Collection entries
----

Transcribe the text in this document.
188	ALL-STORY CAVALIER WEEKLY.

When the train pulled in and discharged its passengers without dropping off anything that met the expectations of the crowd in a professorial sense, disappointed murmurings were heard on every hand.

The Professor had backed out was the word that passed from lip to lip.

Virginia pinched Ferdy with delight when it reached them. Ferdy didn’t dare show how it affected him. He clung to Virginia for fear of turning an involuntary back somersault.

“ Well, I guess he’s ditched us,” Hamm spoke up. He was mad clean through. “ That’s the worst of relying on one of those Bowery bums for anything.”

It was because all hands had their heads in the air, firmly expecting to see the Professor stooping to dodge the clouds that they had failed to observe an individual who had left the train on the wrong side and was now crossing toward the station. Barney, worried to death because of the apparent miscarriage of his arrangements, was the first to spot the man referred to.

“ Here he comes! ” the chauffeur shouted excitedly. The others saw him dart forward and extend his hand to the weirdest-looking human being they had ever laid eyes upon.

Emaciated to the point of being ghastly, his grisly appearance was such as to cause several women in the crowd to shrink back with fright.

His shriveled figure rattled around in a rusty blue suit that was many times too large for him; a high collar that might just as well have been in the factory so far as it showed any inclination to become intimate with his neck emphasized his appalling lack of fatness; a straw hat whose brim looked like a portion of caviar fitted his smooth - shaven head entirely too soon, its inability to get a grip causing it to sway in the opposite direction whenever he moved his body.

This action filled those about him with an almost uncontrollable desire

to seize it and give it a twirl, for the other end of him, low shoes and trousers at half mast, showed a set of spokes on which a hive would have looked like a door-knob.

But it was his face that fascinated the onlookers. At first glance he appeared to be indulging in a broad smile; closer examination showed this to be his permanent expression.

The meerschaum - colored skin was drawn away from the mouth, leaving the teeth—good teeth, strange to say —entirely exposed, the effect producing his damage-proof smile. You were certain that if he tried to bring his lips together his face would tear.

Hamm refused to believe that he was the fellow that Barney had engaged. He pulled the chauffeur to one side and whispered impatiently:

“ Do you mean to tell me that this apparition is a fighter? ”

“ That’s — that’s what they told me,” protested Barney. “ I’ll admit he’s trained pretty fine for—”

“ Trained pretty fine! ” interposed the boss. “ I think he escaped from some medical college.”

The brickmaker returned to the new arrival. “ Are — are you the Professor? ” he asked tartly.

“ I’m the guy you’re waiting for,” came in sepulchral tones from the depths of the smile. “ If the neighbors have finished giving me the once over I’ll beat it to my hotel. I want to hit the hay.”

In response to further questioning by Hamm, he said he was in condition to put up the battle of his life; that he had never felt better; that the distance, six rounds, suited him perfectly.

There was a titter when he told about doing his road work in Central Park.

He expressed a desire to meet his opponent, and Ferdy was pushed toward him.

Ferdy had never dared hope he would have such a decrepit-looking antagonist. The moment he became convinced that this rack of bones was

----

**STATED EXERCISE**: Copy out each line in the listing that has the word "about".

**ANSWER TO THE PROBLEM**:
This action filled those about him with an almost uncontrollable desire
There was a titter when he told about doing his road work in Central Park.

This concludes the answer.